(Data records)

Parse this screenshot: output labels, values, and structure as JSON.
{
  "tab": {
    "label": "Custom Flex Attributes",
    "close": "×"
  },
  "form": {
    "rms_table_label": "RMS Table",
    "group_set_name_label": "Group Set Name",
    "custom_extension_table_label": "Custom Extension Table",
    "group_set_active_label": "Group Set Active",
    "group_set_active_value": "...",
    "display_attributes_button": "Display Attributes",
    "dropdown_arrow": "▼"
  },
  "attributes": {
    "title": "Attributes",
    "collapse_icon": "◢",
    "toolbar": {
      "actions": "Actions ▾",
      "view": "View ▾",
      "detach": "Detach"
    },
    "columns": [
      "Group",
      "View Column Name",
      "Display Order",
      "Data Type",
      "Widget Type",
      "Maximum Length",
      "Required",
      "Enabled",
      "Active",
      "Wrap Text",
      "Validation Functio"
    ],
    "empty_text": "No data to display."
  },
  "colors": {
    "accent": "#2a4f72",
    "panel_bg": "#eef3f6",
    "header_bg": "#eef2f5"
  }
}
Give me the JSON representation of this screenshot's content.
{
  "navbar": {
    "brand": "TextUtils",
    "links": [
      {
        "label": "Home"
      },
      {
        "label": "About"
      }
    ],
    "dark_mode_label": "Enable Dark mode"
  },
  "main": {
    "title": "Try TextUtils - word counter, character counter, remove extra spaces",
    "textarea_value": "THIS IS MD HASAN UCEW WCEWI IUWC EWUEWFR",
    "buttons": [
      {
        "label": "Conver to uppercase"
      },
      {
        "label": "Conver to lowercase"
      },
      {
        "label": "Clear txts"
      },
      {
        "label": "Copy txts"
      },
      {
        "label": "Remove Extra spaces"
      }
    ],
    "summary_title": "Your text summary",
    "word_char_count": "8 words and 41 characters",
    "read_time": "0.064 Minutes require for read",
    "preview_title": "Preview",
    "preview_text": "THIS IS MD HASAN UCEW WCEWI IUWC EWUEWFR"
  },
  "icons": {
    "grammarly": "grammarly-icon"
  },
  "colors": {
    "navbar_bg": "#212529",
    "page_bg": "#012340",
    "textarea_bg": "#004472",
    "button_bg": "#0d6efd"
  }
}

» GIVEN INSTRUCTION:
Write out exactly the lines of the entries above that run from the line containing "Give me the" through the last line, including both.

» TASK ANSWER:
Give me the JSON representation of this screenshot's content.
{
  "navbar": {
    "brand": "TextUtils",
    "links": [
      {
        "label": "Home"
      },
      {
        "label": "About"
      }
    ],
    "dark_mode_label": "Enable Dark mode"
  },
  "main": {
    "title": "Try TextUtils - word counter, character counter, remove extra spaces",
    "textarea_value": "THIS IS MD HASAN UCEW WCEWI IUWC EWUEWFR",
    "buttons": [
      {
        "label": "Conver to uppercase"
      },
      {
        "label": "Conver to lowercase"
      },
      {
        "label": "Clear txts"
      },
      {
        "label": "Copy txts"
      },
      {
        "label": "Remove Extra spaces"
      }
    ],
    "summary_title": "Your text summary",
    "word_char_count": "8 words and 41 characters",
    "read_time": "0.064 Minutes require for read",
    "preview_title": "Preview",
    "preview_text": "THIS IS MD HASAN UCEW WCEWI IUWC EWUEWFR"
  },
  "icons": {
    "grammarly": "grammarly-icon"
  },
  "colors": {
    "navbar_bg": "#212529",
    "page_bg": "#012340",
    "textarea_bg": "#004472",
    "button_bg": "#0d6efd"
  }
}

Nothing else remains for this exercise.